◆ Requirement
Each entry must be reproduced precisely as it stands.

◆ Data for processing
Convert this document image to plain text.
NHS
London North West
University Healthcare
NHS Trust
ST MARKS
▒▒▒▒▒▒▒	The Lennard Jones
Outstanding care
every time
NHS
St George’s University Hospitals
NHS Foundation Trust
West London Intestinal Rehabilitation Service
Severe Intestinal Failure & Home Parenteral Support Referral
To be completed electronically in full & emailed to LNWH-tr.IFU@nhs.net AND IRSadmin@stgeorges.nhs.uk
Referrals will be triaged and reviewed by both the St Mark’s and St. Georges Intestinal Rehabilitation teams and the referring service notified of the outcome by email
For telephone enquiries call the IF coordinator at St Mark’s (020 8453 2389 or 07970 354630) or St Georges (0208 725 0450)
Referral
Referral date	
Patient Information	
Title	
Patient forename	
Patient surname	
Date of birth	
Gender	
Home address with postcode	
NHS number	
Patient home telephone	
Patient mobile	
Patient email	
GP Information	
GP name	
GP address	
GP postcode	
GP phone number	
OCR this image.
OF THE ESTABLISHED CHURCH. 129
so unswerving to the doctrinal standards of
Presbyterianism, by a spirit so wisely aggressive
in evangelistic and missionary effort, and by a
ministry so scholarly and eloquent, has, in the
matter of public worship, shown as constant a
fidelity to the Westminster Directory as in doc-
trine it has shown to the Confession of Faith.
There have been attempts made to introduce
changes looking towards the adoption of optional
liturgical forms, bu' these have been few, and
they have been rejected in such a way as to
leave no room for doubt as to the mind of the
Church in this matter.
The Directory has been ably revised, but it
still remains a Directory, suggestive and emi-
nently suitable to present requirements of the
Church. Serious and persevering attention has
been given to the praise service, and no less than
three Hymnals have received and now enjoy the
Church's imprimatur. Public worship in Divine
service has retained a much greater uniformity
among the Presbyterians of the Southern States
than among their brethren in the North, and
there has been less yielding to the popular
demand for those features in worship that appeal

◆ Correct answer
Convert this document image to plain text.
NHS
London North West
University Healthcare
NHS Trust
ST MARKS
▒▒▒▒▒▒▒	The Lennard Jones
Outstanding care
every time
NHS
St George’s University Hospitals
NHS Foundation Trust
West London Intestinal Rehabilitation Service
Severe Intestinal Failure & Home Parenteral Support Referral
To be completed electronically in full & emailed to LNWH-tr.IFU@nhs.net AND IRSadmin@stgeorges.nhs.uk
Referrals will be triaged and reviewed by both the St Mark’s and St. Georges Intestinal Rehabilitation teams and the referring service notified of the outcome by email
For telephone enquiries call the IF coordinator at St Mark’s (020 8453 2389 or 07970 354630) or St Georges (0208 725 0450)
Referral
Referral date	
Patient Information	
Title	
Patient forename	
Patient surname	
Date of birth	
Gender	
Home address with postcode	
NHS number	
Patient home telephone	
Patient mobile	
Patient email	
GP Information	
GP name	
GP address	
GP postcode	
GP phone number	
OCR this image.
OF THE ESTABLISHED CHURCH. 129
so unswerving to the doctrinal standards of
Presbyterianism, by a spirit so wisely aggressive
in evangelistic and missionary effort, and by a
ministry so scholarly and eloquent, has, in the
matter of public worship, shown as constant a
fidelity to the Westminster Directory as in doc-
trine it has shown to the Confession of Faith.
There have been attempts made to introduce
changes looking towards the adoption of optional
liturgical forms, bu' these have been few, and
they have been rejected in such a way as to
leave no room for doubt as to the mind of the
Church in this matter.
The Directory has been ably revised, but it
still remains a Directory, suggestive and emi-
nently suitable to present requirements of the
Church. Serious and persevering attention has
been given to the praise service, and no less than
three Hymnals have received and now enjoy the
Church's imprimatur. Public worship in Divine
service has retained a much greater uniformity
among the Presbyterians of the Southern States
than among their brethren in the North, and
there has been less yielding to the popular
demand for those features in worship that appeal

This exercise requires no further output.